Material for this exercise »

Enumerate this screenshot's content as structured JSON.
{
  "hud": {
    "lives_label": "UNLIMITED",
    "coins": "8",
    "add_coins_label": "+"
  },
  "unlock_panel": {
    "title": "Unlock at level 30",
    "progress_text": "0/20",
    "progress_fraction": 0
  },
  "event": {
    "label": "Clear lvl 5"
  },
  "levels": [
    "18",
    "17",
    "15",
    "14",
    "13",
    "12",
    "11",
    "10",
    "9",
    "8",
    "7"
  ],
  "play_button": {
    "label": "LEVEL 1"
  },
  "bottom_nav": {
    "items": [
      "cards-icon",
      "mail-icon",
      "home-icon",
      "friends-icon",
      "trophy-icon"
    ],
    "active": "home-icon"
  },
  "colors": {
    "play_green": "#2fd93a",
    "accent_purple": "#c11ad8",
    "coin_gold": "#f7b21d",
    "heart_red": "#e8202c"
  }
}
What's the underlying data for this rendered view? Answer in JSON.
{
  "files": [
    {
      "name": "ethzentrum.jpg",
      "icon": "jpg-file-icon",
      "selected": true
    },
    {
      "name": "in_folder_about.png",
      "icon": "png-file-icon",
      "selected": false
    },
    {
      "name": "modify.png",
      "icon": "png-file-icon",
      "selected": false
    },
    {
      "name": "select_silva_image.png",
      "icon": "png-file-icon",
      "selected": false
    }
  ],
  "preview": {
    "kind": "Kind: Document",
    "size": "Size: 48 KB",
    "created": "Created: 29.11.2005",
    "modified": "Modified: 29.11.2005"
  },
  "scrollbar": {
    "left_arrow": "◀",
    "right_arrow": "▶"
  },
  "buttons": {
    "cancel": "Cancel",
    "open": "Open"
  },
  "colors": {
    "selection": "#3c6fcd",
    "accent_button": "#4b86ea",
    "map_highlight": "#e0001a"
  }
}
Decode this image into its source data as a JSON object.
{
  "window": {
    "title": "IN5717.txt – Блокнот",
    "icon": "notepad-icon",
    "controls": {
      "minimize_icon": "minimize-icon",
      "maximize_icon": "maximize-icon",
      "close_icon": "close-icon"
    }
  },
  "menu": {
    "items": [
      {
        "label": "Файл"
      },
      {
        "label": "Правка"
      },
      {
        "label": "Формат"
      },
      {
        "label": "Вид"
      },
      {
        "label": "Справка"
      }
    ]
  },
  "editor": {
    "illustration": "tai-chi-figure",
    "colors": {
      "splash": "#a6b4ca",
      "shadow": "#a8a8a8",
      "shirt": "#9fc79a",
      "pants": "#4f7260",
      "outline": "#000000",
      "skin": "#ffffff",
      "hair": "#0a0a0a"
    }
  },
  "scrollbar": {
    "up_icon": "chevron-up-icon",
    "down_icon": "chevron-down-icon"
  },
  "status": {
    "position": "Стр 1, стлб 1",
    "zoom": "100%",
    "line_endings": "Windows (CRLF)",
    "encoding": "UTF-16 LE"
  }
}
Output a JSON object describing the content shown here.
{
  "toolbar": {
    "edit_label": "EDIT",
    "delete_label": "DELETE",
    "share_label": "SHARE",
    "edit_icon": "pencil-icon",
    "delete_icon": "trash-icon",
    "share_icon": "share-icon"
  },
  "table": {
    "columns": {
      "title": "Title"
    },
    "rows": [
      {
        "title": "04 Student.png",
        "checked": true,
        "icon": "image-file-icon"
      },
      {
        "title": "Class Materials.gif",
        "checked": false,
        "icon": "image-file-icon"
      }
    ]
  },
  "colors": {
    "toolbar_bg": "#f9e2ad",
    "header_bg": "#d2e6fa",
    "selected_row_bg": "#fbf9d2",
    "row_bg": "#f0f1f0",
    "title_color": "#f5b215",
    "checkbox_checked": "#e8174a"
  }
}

Required work » Search the material above for "content". Pull out each line where it shows up.

Answer to this problem »
Enumerate this screenshot's content as structured JSON.
Output a JSON object describing the content shown here.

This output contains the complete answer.